(Figure contents as structured data)
━━━━━━
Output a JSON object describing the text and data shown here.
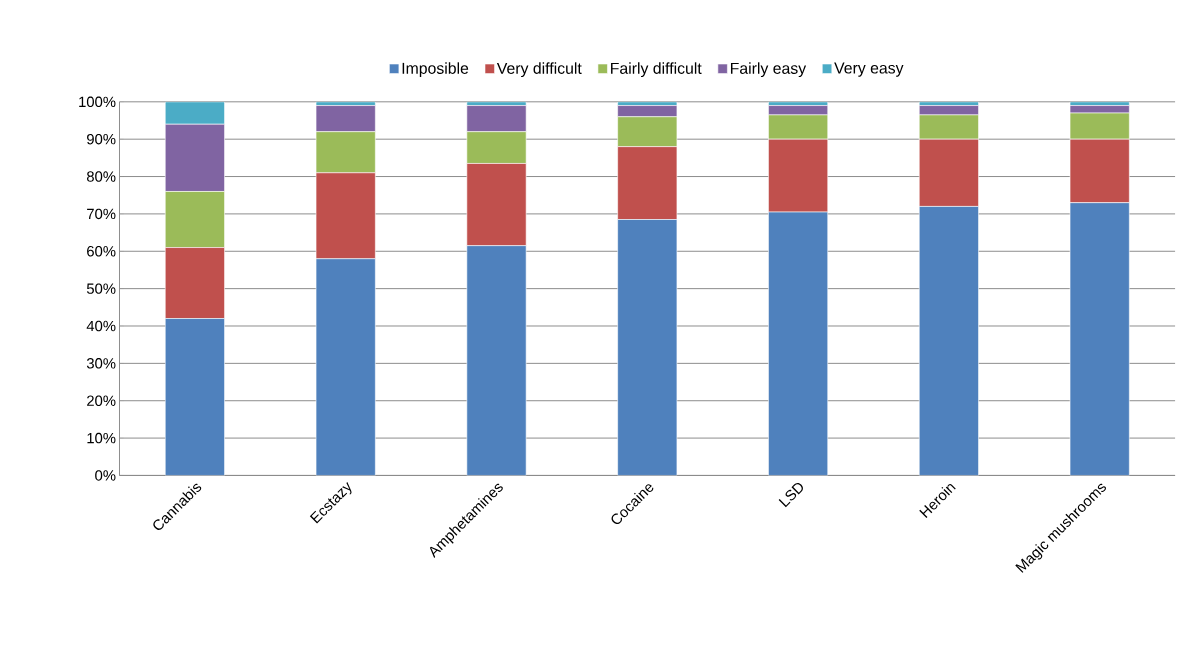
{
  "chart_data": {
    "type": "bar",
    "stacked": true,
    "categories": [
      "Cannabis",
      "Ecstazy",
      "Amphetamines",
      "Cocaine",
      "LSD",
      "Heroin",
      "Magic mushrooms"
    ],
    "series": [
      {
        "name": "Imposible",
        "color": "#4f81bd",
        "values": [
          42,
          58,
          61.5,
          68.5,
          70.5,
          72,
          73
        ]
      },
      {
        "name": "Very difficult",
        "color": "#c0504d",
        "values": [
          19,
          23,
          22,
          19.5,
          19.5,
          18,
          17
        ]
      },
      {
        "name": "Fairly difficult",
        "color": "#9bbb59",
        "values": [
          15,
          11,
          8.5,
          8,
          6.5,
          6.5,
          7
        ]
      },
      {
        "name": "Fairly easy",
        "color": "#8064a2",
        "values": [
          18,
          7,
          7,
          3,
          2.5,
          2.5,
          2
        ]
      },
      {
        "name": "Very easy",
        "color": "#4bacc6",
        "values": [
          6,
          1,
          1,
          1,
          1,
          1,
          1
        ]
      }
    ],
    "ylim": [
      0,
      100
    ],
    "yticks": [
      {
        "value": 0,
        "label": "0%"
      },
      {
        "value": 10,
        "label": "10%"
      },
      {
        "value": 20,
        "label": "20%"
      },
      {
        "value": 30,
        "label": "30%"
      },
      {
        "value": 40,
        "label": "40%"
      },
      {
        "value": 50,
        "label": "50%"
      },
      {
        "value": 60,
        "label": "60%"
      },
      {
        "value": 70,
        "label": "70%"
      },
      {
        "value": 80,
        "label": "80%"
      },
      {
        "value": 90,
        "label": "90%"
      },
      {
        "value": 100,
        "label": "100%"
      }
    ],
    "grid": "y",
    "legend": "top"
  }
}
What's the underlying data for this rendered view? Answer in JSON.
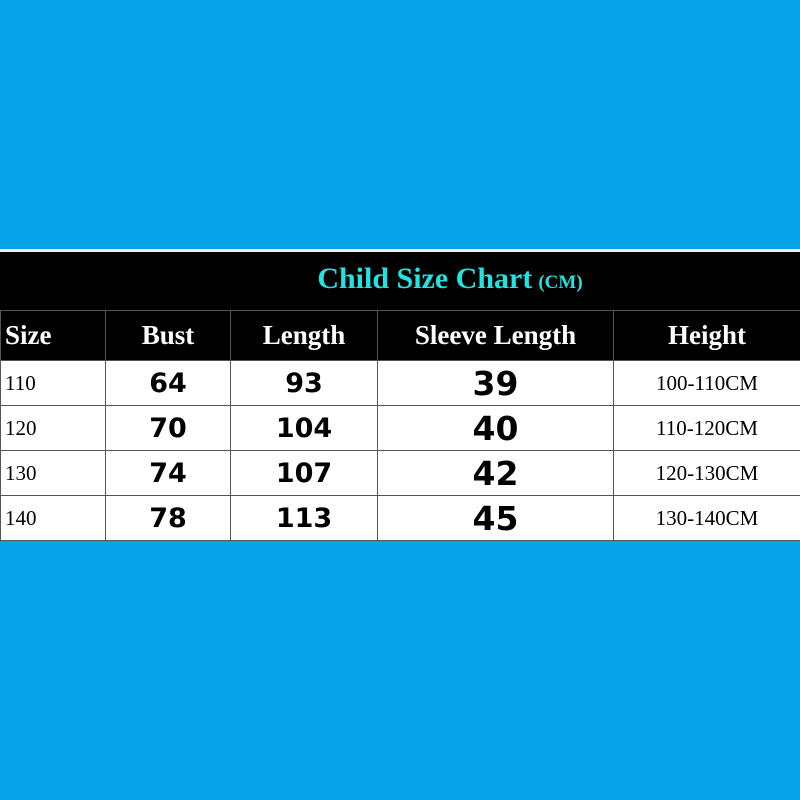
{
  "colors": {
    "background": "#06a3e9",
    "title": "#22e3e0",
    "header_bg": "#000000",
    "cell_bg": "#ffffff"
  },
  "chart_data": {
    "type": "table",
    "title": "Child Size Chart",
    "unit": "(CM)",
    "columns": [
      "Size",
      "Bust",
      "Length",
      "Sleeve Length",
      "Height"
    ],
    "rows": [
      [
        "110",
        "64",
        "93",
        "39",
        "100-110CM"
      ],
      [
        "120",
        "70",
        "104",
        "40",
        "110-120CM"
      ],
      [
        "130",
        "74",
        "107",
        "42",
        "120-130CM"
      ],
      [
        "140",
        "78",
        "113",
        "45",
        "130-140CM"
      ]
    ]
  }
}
━━━━━━
Problem statement. Skipping the pictures, transcribe each line above exactly as it appears.

Output below.
Output a JSON object describing the text and data shown here.
{
  "chart_data": {
    "type": "bar",
    "stacked": true,
    "categories": [
      "Cannabis",
      "Ecstazy",
      "Amphetamines",
      "Cocaine",
      "LSD",
      "Heroin",
      "Magic mushrooms"
    ],
    "series": [
      {
        "name": "Imposible",
        "color": "#4f81bd",
        "values": [
          42,
          58,
          61.5,
          68.5,
          70.5,
          72,
          73
        ]
      },
      {
        "name": "Very difficult",
        "color": "#c0504d",
        "values": [
          19,
          23,
          22,
          19.5,
          19.5,
          18,
          17
        ]
      },
      {
        "name": "Fairly difficult",
        "color": "#9bbb59",
        "values": [
          15,
          11,
          8.5,
          8,
          6.5,
          6.5,
          7
        ]
      },
      {
        "name": "Fairly easy",
        "color": "#8064a2",
        "values": [
          18,
          7,
          7,
          3,
          2.5,
          2.5,
          2
        ]
      },
      {
        "name": "Very easy",
        "color": "#4bacc6",
        "values": [
          6,
          1,
          1,
          1,
          1,
          1,
          1
        ]
      }
    ],
    "ylim": [
      0,
      100
    ],
    "yticks": [
      {
        "value": 0,
        "label": "0%"
      },
      {
        "value": 10,
        "label": "10%"
      },
      {
        "value": 20,
        "label": "20%"
      },
      {
        "value": 30,
        "label": "30%"
      },
      {
        "value": 40,
        "label": "40%"
      },
      {
        "value": 50,
        "label": "50%"
      },
      {
        "value": 60,
        "label": "60%"
      },
      {
        "value": 70,
        "label": "70%"
      },
      {
        "value": 80,
        "label": "80%"
      },
      {
        "value": 90,
        "label": "90%"
      },
      {
        "value": 100,
        "label": "100%"
      }
    ],
    "grid": "y",
    "legend": "top"
  }
}
What's the underlying data for this rendered view? Answer in JSON.
{
  "colors": {
    "background": "#06a3e9",
    "title": "#22e3e0",
    "header_bg": "#000000",
    "cell_bg": "#ffffff"
  },
  "chart_data": {
    "type": "table",
    "title": "Child Size Chart",
    "unit": "(CM)",
    "columns": [
      "Size",
      "Bust",
      "Length",
      "Sleeve Length",
      "Height"
    ],
    "rows": [
      [
        "110",
        "64",
        "93",
        "39",
        "100-110CM"
      ],
      [
        "120",
        "70",
        "104",
        "40",
        "110-120CM"
      ],
      [
        "130",
        "74",
        "107",
        "42",
        "120-130CM"
      ],
      [
        "140",
        "78",
        "113",
        "45",
        "130-140CM"
      ]
    ]
  }
}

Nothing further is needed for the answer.